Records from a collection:
○ ○ ○ ○ ○ ○ ○

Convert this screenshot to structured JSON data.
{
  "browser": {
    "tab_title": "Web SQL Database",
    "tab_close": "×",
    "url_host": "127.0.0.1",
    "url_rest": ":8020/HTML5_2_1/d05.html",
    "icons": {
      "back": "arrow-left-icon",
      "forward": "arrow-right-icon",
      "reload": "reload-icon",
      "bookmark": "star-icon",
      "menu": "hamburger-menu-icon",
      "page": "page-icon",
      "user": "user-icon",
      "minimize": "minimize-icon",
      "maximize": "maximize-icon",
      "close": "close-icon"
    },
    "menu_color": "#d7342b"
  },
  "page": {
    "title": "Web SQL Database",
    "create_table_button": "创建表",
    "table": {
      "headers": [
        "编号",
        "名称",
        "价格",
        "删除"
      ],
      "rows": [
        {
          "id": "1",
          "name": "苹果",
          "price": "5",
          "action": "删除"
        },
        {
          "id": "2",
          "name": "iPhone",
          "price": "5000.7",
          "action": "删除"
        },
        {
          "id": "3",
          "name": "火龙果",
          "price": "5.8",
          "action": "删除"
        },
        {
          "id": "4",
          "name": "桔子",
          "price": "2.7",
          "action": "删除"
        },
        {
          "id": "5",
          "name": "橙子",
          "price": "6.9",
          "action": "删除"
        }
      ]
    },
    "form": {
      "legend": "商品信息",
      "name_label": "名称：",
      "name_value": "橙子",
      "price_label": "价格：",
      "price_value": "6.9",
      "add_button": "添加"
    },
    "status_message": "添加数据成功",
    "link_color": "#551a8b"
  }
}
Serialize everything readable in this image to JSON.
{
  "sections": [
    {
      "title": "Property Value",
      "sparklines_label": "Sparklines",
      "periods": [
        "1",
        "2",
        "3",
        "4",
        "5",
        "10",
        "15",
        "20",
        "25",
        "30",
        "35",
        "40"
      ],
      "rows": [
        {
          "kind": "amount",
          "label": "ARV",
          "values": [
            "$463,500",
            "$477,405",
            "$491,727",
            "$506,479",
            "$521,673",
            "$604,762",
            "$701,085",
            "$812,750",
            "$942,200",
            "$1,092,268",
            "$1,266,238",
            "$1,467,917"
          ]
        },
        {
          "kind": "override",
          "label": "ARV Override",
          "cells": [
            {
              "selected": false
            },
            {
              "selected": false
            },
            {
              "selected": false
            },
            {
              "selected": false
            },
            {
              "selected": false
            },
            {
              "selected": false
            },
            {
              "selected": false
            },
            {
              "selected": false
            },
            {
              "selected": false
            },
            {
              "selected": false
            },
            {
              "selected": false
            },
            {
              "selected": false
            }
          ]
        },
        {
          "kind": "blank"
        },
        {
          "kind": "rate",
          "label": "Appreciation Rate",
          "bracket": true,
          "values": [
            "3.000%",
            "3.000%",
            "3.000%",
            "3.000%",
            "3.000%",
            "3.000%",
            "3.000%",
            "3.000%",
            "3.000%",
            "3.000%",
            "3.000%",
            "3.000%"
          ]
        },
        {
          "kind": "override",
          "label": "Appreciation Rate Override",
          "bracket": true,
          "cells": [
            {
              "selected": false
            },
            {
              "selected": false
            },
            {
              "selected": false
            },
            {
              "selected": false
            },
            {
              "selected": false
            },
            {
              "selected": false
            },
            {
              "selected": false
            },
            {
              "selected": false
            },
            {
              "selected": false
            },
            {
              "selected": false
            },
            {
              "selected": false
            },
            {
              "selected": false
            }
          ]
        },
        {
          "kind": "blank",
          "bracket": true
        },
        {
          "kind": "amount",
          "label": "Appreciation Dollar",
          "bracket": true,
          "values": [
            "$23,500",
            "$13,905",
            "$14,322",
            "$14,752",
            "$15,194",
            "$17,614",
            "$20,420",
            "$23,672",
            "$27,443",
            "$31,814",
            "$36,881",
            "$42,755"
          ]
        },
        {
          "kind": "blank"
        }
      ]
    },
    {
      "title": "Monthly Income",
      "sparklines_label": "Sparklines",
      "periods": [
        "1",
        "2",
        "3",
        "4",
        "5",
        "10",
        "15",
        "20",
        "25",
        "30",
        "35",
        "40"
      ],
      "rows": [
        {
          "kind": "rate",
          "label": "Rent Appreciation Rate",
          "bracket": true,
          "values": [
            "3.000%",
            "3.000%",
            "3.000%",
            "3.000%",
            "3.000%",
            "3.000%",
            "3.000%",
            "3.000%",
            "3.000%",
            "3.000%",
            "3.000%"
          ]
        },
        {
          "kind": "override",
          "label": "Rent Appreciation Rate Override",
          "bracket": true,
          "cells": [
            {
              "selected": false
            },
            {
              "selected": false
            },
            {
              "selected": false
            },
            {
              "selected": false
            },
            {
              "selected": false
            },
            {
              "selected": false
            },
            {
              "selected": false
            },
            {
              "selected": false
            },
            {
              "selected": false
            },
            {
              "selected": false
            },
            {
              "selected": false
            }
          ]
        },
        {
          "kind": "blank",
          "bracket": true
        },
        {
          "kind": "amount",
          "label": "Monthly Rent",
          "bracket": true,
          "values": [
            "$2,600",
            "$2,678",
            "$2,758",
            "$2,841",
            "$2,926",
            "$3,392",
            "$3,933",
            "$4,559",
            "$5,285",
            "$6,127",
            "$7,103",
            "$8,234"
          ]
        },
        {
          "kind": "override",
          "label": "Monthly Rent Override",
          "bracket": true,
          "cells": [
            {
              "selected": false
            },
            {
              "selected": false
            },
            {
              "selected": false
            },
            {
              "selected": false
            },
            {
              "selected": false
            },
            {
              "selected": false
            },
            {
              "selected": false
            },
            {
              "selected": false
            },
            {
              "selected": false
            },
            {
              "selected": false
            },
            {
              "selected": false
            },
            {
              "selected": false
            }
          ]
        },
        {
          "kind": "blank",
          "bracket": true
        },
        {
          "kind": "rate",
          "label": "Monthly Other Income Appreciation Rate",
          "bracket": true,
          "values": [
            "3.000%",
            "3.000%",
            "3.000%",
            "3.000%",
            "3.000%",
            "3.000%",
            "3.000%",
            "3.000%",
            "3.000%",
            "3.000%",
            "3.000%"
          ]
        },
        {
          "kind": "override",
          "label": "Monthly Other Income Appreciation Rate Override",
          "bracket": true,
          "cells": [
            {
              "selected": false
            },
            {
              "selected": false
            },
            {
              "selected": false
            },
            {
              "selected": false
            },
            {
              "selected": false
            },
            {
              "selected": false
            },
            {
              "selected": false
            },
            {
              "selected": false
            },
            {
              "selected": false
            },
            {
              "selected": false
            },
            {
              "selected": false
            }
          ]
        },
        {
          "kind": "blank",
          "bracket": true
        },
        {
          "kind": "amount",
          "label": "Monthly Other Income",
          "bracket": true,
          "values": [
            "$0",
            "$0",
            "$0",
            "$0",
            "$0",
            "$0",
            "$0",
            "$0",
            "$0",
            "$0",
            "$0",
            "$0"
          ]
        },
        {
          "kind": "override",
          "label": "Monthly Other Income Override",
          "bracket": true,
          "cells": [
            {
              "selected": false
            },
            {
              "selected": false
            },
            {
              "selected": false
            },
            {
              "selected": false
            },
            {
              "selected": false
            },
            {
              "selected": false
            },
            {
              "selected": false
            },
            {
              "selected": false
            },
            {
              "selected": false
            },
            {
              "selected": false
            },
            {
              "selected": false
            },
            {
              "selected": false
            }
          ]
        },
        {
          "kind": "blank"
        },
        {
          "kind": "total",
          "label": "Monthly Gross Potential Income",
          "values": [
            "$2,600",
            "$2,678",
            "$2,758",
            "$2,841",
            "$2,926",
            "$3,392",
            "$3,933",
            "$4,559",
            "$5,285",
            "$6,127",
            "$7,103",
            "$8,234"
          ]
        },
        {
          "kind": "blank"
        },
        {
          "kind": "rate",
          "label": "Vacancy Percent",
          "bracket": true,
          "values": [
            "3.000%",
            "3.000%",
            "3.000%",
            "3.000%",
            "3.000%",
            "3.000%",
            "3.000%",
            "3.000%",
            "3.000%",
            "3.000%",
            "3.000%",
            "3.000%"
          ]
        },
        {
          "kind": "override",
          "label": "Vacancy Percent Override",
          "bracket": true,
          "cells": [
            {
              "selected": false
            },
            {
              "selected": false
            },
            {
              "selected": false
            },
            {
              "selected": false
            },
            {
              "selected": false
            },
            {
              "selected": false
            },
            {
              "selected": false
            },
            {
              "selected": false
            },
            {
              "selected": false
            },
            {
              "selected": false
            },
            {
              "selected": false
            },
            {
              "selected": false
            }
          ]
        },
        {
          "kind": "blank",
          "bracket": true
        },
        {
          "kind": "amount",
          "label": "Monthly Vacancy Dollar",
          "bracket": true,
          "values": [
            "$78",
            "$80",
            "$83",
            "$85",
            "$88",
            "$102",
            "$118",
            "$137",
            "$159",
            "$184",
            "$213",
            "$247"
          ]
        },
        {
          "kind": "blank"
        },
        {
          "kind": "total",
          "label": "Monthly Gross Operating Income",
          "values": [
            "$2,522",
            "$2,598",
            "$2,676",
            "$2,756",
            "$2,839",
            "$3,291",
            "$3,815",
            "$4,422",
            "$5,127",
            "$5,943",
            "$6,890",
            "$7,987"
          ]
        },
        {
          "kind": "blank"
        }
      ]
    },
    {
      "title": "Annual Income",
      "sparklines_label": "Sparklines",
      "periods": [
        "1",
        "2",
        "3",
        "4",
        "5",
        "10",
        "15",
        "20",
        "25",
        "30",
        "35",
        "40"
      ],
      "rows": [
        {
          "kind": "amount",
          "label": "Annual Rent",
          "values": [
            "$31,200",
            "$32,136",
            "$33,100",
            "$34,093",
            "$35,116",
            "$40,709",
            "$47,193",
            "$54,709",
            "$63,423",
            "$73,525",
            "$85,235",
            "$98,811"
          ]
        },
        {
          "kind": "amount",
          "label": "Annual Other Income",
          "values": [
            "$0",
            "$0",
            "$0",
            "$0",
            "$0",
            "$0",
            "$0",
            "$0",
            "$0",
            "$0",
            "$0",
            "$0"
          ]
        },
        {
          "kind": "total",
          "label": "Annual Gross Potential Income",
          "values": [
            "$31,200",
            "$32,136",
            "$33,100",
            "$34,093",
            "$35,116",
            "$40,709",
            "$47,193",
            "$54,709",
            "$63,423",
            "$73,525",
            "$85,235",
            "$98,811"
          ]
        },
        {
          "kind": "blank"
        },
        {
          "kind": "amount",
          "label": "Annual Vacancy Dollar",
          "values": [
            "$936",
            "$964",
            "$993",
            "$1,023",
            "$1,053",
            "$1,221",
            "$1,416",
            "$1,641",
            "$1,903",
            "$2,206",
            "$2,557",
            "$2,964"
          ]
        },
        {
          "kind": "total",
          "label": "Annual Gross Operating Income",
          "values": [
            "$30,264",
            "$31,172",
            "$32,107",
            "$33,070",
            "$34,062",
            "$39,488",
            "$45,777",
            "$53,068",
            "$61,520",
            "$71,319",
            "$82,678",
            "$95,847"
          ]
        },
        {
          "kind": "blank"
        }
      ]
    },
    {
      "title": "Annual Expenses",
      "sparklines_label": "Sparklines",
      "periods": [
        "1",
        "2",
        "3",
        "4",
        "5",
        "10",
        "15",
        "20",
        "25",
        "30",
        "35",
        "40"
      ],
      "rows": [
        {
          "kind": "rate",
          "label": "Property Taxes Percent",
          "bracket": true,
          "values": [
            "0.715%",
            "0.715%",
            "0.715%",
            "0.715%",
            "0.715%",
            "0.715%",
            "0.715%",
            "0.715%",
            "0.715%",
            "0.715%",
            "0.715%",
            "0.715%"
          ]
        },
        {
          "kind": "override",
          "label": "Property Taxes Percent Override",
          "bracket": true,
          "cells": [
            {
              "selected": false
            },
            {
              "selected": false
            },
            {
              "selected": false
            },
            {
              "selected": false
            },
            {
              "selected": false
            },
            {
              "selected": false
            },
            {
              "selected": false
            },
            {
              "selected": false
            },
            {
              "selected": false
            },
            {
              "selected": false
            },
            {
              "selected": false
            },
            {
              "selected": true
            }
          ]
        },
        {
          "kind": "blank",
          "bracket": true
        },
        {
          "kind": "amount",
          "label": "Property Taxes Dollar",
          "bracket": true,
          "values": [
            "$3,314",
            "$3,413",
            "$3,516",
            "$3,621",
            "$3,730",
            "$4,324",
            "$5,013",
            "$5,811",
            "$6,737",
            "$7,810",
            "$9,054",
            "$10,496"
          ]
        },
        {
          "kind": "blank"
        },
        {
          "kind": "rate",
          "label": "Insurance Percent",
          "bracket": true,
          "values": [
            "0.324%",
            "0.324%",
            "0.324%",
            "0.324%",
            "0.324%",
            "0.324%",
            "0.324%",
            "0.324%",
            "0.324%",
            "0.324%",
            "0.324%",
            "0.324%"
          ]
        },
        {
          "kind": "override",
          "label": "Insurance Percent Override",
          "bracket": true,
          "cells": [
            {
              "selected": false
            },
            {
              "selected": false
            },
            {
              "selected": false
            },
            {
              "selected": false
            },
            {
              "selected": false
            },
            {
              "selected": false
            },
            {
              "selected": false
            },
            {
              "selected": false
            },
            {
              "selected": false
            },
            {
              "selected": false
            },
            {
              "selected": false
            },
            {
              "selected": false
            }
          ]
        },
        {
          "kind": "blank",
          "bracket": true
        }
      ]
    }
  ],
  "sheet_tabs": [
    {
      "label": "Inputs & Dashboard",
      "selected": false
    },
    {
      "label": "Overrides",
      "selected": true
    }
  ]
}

○ ○ ○ ○ ○ ○ ○

In the entries above, count every line containing the word "arrow". Write only the total.

2